Top of Source data

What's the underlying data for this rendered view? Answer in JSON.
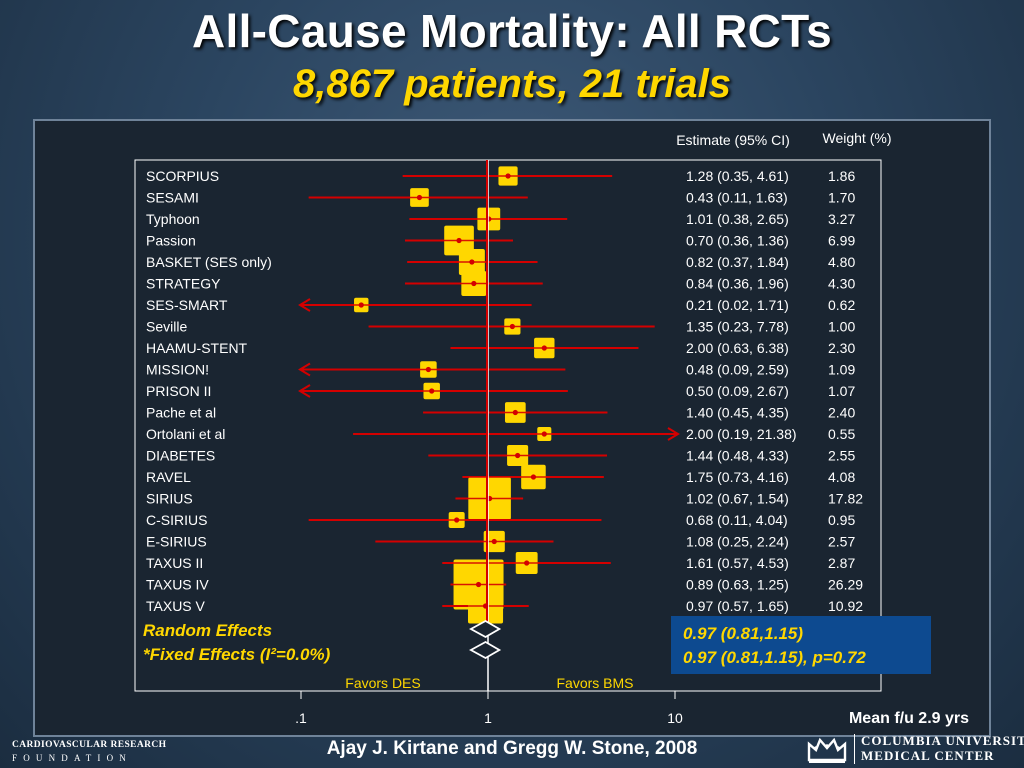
{
  "header": {
    "title": "All-Cause Mortality: All RCTs",
    "subtitle": "8,867 patients, 21 trials"
  },
  "columns": {
    "estimate": "Estimate (95% CI)",
    "weight": "Weight (%)"
  },
  "pooled": {
    "random_label": "Random Effects",
    "fixed_label": "*Fixed Effects (I²=0.0%)",
    "random_value": "0.97 (0.81,1.15)",
    "fixed_value": "0.97 (0.81,1.15), p=0.72"
  },
  "favors": {
    "left": "Favors DES",
    "right": "Favors BMS"
  },
  "followup": "Mean f/u 2.9 yrs",
  "footer": {
    "author": "Ajay J. Kirtane and Gregg W. Stone, 2008",
    "crf_line1": "CARDIOVASCULAR RESEARCH",
    "crf_line2": "FOUNDATION",
    "columbia_line1": "COLUMBIA UNIVERSITY",
    "columbia_line2": "MEDICAL CENTER"
  },
  "colors": {
    "box": "#ffd700",
    "ci_line": "#d40000",
    "estimate_text": "#ffd700",
    "pooled_box": "#0d4a90"
  },
  "chart_data": {
    "type": "forest",
    "x_scale": "log",
    "x_ticks": [
      0.1,
      1,
      10
    ],
    "x_tick_labels": [
      ".1",
      "1",
      "10"
    ],
    "null_value": 1,
    "rows": [
      {
        "study": "SCORPIUS",
        "est": 1.28,
        "lo": 0.35,
        "hi": 4.61,
        "estimate": "1.28 (0.35, 4.61)",
        "weight": "1.86"
      },
      {
        "study": "SESAMI",
        "est": 0.43,
        "lo": 0.11,
        "hi": 1.63,
        "estimate": "0.43 (0.11, 1.63)",
        "weight": "1.70"
      },
      {
        "study": "Typhoon",
        "est": 1.01,
        "lo": 0.38,
        "hi": 2.65,
        "estimate": "1.01 (0.38, 2.65)",
        "weight": "3.27"
      },
      {
        "study": "Passion",
        "est": 0.7,
        "lo": 0.36,
        "hi": 1.36,
        "estimate": "0.70 (0.36, 1.36)",
        "weight": "6.99"
      },
      {
        "study": "BASKET (SES only)",
        "est": 0.82,
        "lo": 0.37,
        "hi": 1.84,
        "estimate": "0.82 (0.37, 1.84)",
        "weight": "4.80"
      },
      {
        "study": "STRATEGY",
        "est": 0.84,
        "lo": 0.36,
        "hi": 1.96,
        "estimate": "0.84 (0.36, 1.96)",
        "weight": "4.30"
      },
      {
        "study": "SES-SMART",
        "est": 0.21,
        "lo": 0.02,
        "hi": 1.71,
        "estimate": "0.21 (0.02, 1.71)",
        "weight": "0.62"
      },
      {
        "study": "Seville",
        "est": 1.35,
        "lo": 0.23,
        "hi": 7.78,
        "estimate": "1.35 (0.23, 7.78)",
        "weight": "1.00"
      },
      {
        "study": "HAAMU-STENT",
        "est": 2.0,
        "lo": 0.63,
        "hi": 6.38,
        "estimate": "2.00 (0.63, 6.38)",
        "weight": "2.30"
      },
      {
        "study": "MISSION!",
        "est": 0.48,
        "lo": 0.09,
        "hi": 2.59,
        "estimate": "0.48 (0.09, 2.59)",
        "weight": "1.09"
      },
      {
        "study": "PRISON II",
        "est": 0.5,
        "lo": 0.09,
        "hi": 2.67,
        "estimate": "0.50 (0.09, 2.67)",
        "weight": "1.07"
      },
      {
        "study": "Pache et al",
        "est": 1.4,
        "lo": 0.45,
        "hi": 4.35,
        "estimate": "1.40 (0.45, 4.35)",
        "weight": "2.40"
      },
      {
        "study": "Ortolani et al",
        "est": 2.0,
        "lo": 0.19,
        "hi": 21.38,
        "estimate": "2.00 (0.19, 21.38)",
        "weight": "0.55"
      },
      {
        "study": "DIABETES",
        "est": 1.44,
        "lo": 0.48,
        "hi": 4.33,
        "estimate": "1.44 (0.48, 4.33)",
        "weight": "2.55"
      },
      {
        "study": "RAVEL",
        "est": 1.75,
        "lo": 0.73,
        "hi": 4.16,
        "estimate": "1.75 (0.73, 4.16)",
        "weight": "4.08"
      },
      {
        "study": "SIRIUS",
        "est": 1.02,
        "lo": 0.67,
        "hi": 1.54,
        "estimate": "1.02 (0.67, 1.54)",
        "weight": "17.82"
      },
      {
        "study": "C-SIRIUS",
        "est": 0.68,
        "lo": 0.11,
        "hi": 4.04,
        "estimate": "0.68 (0.11, 4.04)",
        "weight": "0.95"
      },
      {
        "study": "E-SIRIUS",
        "est": 1.08,
        "lo": 0.25,
        "hi": 2.24,
        "estimate": "1.08 (0.25, 2.24)",
        "weight": "2.57"
      },
      {
        "study": "TAXUS II",
        "est": 1.61,
        "lo": 0.57,
        "hi": 4.53,
        "estimate": "1.61 (0.57, 4.53)",
        "weight": "2.87"
      },
      {
        "study": "TAXUS IV",
        "est": 0.89,
        "lo": 0.63,
        "hi": 1.25,
        "estimate": "0.89 (0.63, 1.25)",
        "weight": "26.29"
      },
      {
        "study": "TAXUS V",
        "est": 0.97,
        "lo": 0.57,
        "hi": 1.65,
        "estimate": "0.97 (0.57, 1.65)",
        "weight": "10.92"
      }
    ],
    "pooled": [
      {
        "name": "Random Effects",
        "est": 0.97,
        "lo": 0.81,
        "hi": 1.15
      },
      {
        "name": "*Fixed Effects (I²=0.0%)",
        "est": 0.97,
        "lo": 0.81,
        "hi": 1.15
      }
    ]
  }
}
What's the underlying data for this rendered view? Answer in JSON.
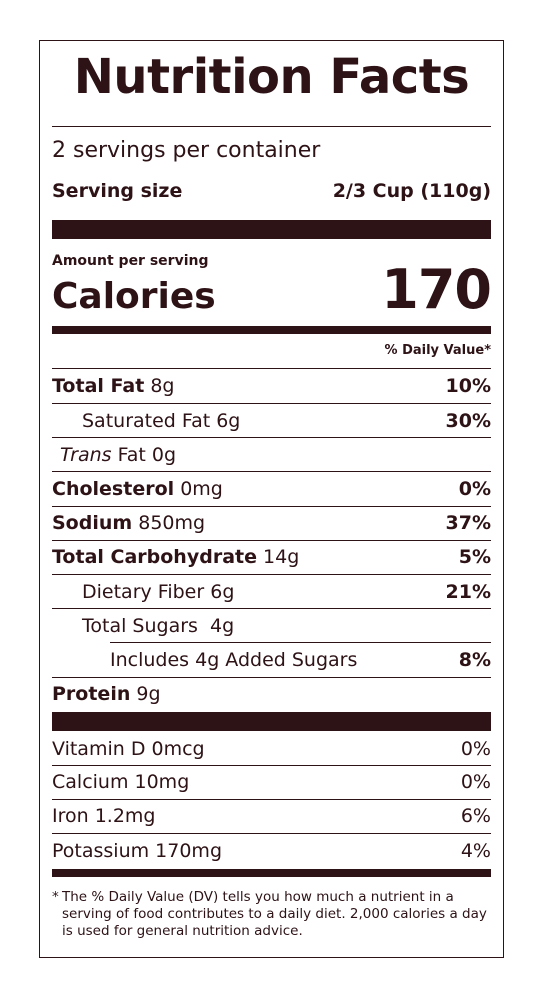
{
  "title": "Nutrition Facts",
  "servings_per_container": "2 servings per container",
  "serving_size": {
    "label": "Serving size",
    "value": "2/3 Cup (110g)"
  },
  "amount_per_serving": "Amount per serving",
  "calories": {
    "label": "Calories",
    "value": "170"
  },
  "daily_value_header": "% Daily Value*",
  "nutrients": [
    {
      "name": "Total Fat",
      "amount": "8g",
      "dv": "10%"
    },
    {
      "name": "Saturated Fat",
      "amount": "6g",
      "dv": "30%"
    },
    {
      "name_prefix_italic": "Trans",
      "name": "Fat",
      "amount": "0g",
      "dv": ""
    },
    {
      "name": "Cholesterol",
      "amount": "0mg",
      "dv": "0%"
    },
    {
      "name": "Sodium",
      "amount": "850mg",
      "dv": "37%"
    },
    {
      "name": "Total Carbohydrate",
      "amount": "14g",
      "dv": "5%"
    },
    {
      "name": "Dietary Fiber",
      "amount": "6g",
      "dv": "21%"
    },
    {
      "name": "Total Sugars",
      "amount": "4g",
      "dv": ""
    },
    {
      "name": "Includes 4g Added Sugars",
      "amount": "",
      "dv": "8%"
    },
    {
      "name": "Protein",
      "amount": "9g",
      "dv": ""
    }
  ],
  "vitamins": [
    {
      "name": "Vitamin D 0mcg",
      "dv": "0%"
    },
    {
      "name": "Calcium 10mg",
      "dv": "0%"
    },
    {
      "name": "Iron 1.2mg",
      "dv": "6%"
    },
    {
      "name": "Potassium 170mg",
      "dv": "4%"
    }
  ],
  "footnote": {
    "star": "*",
    "text": "The % Daily Value (DV) tells you how much a nutrient in a serving of food contributes to a daily diet. 2,000 calories a day is used for general nutrition advice."
  },
  "colors": {
    "ink": "#2d1216",
    "background": "#ffffff"
  }
}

Bottom of Source data

_What the task asks_
A word-for-word copy of the data, without its pictures, is what is needed.

_Answer to this exercise_
What's the underlying data for this rendered view? Answer in JSON.
{
  "header": {
    "title": "All-Cause Mortality: All RCTs",
    "subtitle": "8,867 patients, 21 trials"
  },
  "columns": {
    "estimate": "Estimate (95% CI)",
    "weight": "Weight (%)"
  },
  "pooled": {
    "random_label": "Random Effects",
    "fixed_label": "*Fixed Effects (I²=0.0%)",
    "random_value": "0.97 (0.81,1.15)",
    "fixed_value": "0.97 (0.81,1.15), p=0.72"
  },
  "favors": {
    "left": "Favors DES",
    "right": "Favors BMS"
  },
  "followup": "Mean f/u 2.9 yrs",
  "footer": {
    "author": "Ajay J. Kirtane and Gregg W. Stone, 2008",
    "crf_line1": "CARDIOVASCULAR RESEARCH",
    "crf_line2": "FOUNDATION",
    "columbia_line1": "COLUMBIA UNIVERSITY",
    "columbia_line2": "MEDICAL CENTER"
  },
  "colors": {
    "box": "#ffd700",
    "ci_line": "#d40000",
    "estimate_text": "#ffd700",
    "pooled_box": "#0d4a90"
  },
  "chart_data": {
    "type": "forest",
    "x_scale": "log",
    "x_ticks": [
      0.1,
      1,
      10
    ],
    "x_tick_labels": [
      ".1",
      "1",
      "10"
    ],
    "null_value": 1,
    "rows": [
      {
        "study": "SCORPIUS",
        "est": 1.28,
        "lo": 0.35,
        "hi": 4.61,
        "estimate": "1.28 (0.35, 4.61)",
        "weight": "1.86"
      },
      {
        "study": "SESAMI",
        "est": 0.43,
        "lo": 0.11,
        "hi": 1.63,
        "estimate": "0.43 (0.11, 1.63)",
        "weight": "1.70"
      },
      {
        "study": "Typhoon",
        "est": 1.01,
        "lo": 0.38,
        "hi": 2.65,
        "estimate": "1.01 (0.38, 2.65)",
        "weight": "3.27"
      },
      {
        "study": "Passion",
        "est": 0.7,
        "lo": 0.36,
        "hi": 1.36,
        "estimate": "0.70 (0.36, 1.36)",
        "weight": "6.99"
      },
      {
        "study": "BASKET (SES only)",
        "est": 0.82,
        "lo": 0.37,
        "hi": 1.84,
        "estimate": "0.82 (0.37, 1.84)",
        "weight": "4.80"
      },
      {
        "study": "STRATEGY",
        "est": 0.84,
        "lo": 0.36,
        "hi": 1.96,
        "estimate": "0.84 (0.36, 1.96)",
        "weight": "4.30"
      },
      {
        "study": "SES-SMART",
        "est": 0.21,
        "lo": 0.02,
        "hi": 1.71,
        "estimate": "0.21 (0.02, 1.71)",
        "weight": "0.62"
      },
      {
        "study": "Seville",
        "est": 1.35,
        "lo": 0.23,
        "hi": 7.78,
        "estimate": "1.35 (0.23, 7.78)",
        "weight": "1.00"
      },
      {
        "study": "HAAMU-STENT",
        "est": 2.0,
        "lo": 0.63,
        "hi": 6.38,
        "estimate": "2.00 (0.63, 6.38)",
        "weight": "2.30"
      },
      {
        "study": "MISSION!",
        "est": 0.48,
        "lo": 0.09,
        "hi": 2.59,
        "estimate": "0.48 (0.09, 2.59)",
        "weight": "1.09"
      },
      {
        "study": "PRISON II",
        "est": 0.5,
        "lo": 0.09,
        "hi": 2.67,
        "estimate": "0.50 (0.09, 2.67)",
        "weight": "1.07"
      },
      {
        "study": "Pache et al",
        "est": 1.4,
        "lo": 0.45,
        "hi": 4.35,
        "estimate": "1.40 (0.45, 4.35)",
        "weight": "2.40"
      },
      {
        "study": "Ortolani et al",
        "est": 2.0,
        "lo": 0.19,
        "hi": 21.38,
        "estimate": "2.00 (0.19, 21.38)",
        "weight": "0.55"
      },
      {
        "study": "DIABETES",
        "est": 1.44,
        "lo": 0.48,
        "hi": 4.33,
        "estimate": "1.44 (0.48, 4.33)",
        "weight": "2.55"
      },
      {
        "study": "RAVEL",
        "est": 1.75,
        "lo": 0.73,
        "hi": 4.16,
        "estimate": "1.75 (0.73, 4.16)",
        "weight": "4.08"
      },
      {
        "study": "SIRIUS",
        "est": 1.02,
        "lo": 0.67,
        "hi": 1.54,
        "estimate": "1.02 (0.67, 1.54)",
        "weight": "17.82"
      },
      {
        "study": "C-SIRIUS",
        "est": 0.68,
        "lo": 0.11,
        "hi": 4.04,
        "estimate": "0.68 (0.11, 4.04)",
        "weight": "0.95"
      },
      {
        "study": "E-SIRIUS",
        "est": 1.08,
        "lo": 0.25,
        "hi": 2.24,
        "estimate": "1.08 (0.25, 2.24)",
        "weight": "2.57"
      },
      {
        "study": "TAXUS II",
        "est": 1.61,
        "lo": 0.57,
        "hi": 4.53,
        "estimate": "1.61 (0.57, 4.53)",
        "weight": "2.87"
      },
      {
        "study": "TAXUS IV",
        "est": 0.89,
        "lo": 0.63,
        "hi": 1.25,
        "estimate": "0.89 (0.63, 1.25)",
        "weight": "26.29"
      },
      {
        "study": "TAXUS V",
        "est": 0.97,
        "lo": 0.57,
        "hi": 1.65,
        "estimate": "0.97 (0.57, 1.65)",
        "weight": "10.92"
      }
    ],
    "pooled": [
      {
        "name": "Random Effects",
        "est": 0.97,
        "lo": 0.81,
        "hi": 1.15
      },
      {
        "name": "*Fixed Effects (I²=0.0%)",
        "est": 0.97,
        "lo": 0.81,
        "hi": 1.15
      }
    ]
  }
}
What's the underlying data for this rendered view? Answer in JSON.
{
  "title": "Nutrition Facts",
  "servings_per_container": "2 servings per container",
  "serving_size": {
    "label": "Serving size",
    "value": "2/3 Cup (110g)"
  },
  "amount_per_serving": "Amount per serving",
  "calories": {
    "label": "Calories",
    "value": "170"
  },
  "daily_value_header": "% Daily Value*",
  "nutrients": [
    {
      "name": "Total Fat",
      "amount": "8g",
      "dv": "10%"
    },
    {
      "name": "Saturated Fat",
      "amount": "6g",
      "dv": "30%"
    },
    {
      "name_prefix_italic": "Trans",
      "name": "Fat",
      "amount": "0g",
      "dv": ""
    },
    {
      "name": "Cholesterol",
      "amount": "0mg",
      "dv": "0%"
    },
    {
      "name": "Sodium",
      "amount": "850mg",
      "dv": "37%"
    },
    {
      "name": "Total Carbohydrate",
      "amount": "14g",
      "dv": "5%"
    },
    {
      "name": "Dietary Fiber",
      "amount": "6g",
      "dv": "21%"
    },
    {
      "name": "Total Sugars",
      "amount": "4g",
      "dv": ""
    },
    {
      "name": "Includes 4g Added Sugars",
      "amount": "",
      "dv": "8%"
    },
    {
      "name": "Protein",
      "amount": "9g",
      "dv": ""
    }
  ],
  "vitamins": [
    {
      "name": "Vitamin D 0mcg",
      "dv": "0%"
    },
    {
      "name": "Calcium 10mg",
      "dv": "0%"
    },
    {
      "name": "Iron 1.2mg",
      "dv": "6%"
    },
    {
      "name": "Potassium 170mg",
      "dv": "4%"
    }
  ],
  "footnote": {
    "star": "*",
    "text": "The % Daily Value (DV) tells you how much a nutrient in a serving of food contributes to a daily diet. 2,000 calories a day is used for general nutrition advice."
  },
  "colors": {
    "ink": "#2d1216",
    "background": "#ffffff"
  }
}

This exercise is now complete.